Task to complete »
Copy the records below exactly as they are written.

─── Supplied material

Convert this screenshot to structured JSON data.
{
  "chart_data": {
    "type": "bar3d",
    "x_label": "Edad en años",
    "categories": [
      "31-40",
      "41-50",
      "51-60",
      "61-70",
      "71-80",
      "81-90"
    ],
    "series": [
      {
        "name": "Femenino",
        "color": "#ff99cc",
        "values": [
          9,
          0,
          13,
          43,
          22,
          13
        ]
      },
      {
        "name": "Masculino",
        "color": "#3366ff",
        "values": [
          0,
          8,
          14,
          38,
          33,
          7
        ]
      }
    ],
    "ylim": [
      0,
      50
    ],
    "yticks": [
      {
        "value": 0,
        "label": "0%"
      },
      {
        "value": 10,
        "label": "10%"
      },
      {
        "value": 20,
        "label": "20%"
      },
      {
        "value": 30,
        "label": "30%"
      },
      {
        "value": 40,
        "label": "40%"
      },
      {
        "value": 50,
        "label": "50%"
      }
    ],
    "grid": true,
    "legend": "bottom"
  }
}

──────

Correct result »
Convert this screenshot to structured JSON data.
{
  "chart_data": {
    "type": "bar3d",
    "x_label": "Edad en años",
    "categories": [
      "31-40",
      "41-50",
      "51-60",
      "61-70",
      "71-80",
      "81-90"
    ],
    "series": [
      {
        "name": "Femenino",
        "color": "#ff99cc",
        "values": [
          9,
          0,
          13,
          43,
          22,
          13
        ]
      },
      {
        "name": "Masculino",
        "color": "#3366ff",
        "values": [
          0,
          8,
          14,
          38,
          33,
          7
        ]
      }
    ],
    "ylim": [
      0,
      50
    ],
    "yticks": [
      {
        "value": 0,
        "label": "0%"
      },
      {
        "value": 10,
        "label": "10%"
      },
      {
        "value": 20,
        "label": "20%"
      },
      {
        "value": 30,
        "label": "30%"
      },
      {
        "value": 40,
        "label": "40%"
      },
      {
        "value": 50,
        "label": "50%"
      }
    ],
    "grid": true,
    "legend": "bottom"
  }
}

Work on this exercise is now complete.